• **Listed entries**:
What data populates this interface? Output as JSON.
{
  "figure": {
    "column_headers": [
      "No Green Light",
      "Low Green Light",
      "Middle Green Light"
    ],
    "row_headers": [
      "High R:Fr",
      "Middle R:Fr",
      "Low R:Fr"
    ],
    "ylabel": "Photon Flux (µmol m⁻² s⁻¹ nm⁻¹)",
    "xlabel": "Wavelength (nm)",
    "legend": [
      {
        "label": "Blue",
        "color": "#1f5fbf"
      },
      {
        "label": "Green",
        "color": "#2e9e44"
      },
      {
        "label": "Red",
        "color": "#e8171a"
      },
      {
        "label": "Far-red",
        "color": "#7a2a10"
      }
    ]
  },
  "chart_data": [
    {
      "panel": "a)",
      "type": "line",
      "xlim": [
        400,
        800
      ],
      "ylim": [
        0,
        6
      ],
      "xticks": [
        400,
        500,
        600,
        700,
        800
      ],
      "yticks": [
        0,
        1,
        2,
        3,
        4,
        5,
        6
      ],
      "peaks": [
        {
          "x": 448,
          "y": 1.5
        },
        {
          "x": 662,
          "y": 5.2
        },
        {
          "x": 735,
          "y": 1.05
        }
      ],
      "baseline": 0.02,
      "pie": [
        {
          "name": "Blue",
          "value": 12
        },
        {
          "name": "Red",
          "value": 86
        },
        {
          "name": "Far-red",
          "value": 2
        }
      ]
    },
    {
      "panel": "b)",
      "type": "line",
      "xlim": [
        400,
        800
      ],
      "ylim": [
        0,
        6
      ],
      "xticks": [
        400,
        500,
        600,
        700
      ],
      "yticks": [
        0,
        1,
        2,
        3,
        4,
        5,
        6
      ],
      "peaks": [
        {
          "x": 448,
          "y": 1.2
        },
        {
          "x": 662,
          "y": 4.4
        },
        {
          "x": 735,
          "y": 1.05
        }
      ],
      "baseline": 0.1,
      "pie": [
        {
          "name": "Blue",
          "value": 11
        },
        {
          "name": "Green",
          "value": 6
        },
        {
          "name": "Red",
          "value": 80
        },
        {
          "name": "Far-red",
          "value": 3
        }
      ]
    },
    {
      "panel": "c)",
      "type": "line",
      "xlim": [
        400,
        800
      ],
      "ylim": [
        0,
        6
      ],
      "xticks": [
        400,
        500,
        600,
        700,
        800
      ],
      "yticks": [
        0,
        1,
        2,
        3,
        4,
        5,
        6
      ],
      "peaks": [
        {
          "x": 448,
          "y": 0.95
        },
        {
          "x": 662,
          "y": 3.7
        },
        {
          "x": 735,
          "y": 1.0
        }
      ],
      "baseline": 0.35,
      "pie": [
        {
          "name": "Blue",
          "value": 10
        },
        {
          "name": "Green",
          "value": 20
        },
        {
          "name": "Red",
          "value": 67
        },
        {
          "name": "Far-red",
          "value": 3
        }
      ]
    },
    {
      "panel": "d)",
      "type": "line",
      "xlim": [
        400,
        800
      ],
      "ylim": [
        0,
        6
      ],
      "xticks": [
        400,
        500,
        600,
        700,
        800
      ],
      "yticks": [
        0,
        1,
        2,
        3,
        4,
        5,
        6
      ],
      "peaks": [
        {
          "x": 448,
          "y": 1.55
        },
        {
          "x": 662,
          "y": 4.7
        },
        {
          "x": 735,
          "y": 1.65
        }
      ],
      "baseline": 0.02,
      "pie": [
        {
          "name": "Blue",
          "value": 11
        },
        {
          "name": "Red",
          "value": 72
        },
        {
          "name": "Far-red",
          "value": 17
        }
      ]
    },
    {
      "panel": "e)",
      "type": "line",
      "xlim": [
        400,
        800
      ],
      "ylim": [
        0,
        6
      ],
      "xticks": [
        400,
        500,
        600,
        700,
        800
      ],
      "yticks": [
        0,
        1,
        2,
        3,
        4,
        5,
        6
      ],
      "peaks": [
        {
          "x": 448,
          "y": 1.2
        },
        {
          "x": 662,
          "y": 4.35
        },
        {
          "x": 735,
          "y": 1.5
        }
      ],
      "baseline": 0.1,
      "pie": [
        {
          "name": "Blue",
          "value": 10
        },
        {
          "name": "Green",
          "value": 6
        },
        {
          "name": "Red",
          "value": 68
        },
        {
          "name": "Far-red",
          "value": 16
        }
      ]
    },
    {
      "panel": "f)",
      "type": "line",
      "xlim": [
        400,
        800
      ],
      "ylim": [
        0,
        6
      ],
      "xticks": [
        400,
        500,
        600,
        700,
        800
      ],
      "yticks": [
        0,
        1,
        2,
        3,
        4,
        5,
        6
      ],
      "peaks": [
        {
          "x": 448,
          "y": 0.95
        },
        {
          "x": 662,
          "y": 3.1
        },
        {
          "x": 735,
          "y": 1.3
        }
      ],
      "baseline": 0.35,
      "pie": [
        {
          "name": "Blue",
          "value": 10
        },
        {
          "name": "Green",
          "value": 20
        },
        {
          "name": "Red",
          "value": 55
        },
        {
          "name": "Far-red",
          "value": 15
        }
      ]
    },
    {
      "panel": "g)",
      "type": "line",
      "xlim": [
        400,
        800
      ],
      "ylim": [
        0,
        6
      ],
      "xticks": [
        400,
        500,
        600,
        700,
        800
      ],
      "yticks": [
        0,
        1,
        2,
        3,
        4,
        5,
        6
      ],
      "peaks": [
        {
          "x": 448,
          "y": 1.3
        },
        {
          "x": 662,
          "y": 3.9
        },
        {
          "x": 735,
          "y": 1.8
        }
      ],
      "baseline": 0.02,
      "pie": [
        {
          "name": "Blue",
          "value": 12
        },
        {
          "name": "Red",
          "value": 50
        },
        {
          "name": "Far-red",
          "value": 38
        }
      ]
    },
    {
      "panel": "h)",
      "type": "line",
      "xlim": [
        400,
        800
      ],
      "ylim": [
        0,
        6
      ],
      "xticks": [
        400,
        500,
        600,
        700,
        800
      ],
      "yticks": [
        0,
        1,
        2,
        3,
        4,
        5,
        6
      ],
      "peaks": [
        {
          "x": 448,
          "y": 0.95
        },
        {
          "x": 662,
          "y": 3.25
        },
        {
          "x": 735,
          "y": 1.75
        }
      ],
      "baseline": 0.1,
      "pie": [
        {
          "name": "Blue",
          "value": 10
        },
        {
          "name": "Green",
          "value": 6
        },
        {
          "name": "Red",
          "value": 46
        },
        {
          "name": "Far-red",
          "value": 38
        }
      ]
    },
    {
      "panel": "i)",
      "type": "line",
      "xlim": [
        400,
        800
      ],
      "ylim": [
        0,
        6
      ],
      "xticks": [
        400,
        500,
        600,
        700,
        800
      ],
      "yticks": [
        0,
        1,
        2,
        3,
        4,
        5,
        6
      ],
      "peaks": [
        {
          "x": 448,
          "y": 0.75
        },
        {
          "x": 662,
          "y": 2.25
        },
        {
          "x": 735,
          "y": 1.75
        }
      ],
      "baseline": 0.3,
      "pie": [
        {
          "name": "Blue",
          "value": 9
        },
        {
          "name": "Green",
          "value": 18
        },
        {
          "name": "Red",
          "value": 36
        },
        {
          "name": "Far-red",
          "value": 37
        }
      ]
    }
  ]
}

• **Task brief**:
Check each line of the entries above, and show every one holding the word "panel".

• **The response**:
      "panel": "a)",
      "panel": "b)",
      "panel": "c)",
      "panel": "d)",
      "panel": "e)",
      "panel": "f)",
      "panel": "g)",
      "panel": "h)",
      "panel": "i)",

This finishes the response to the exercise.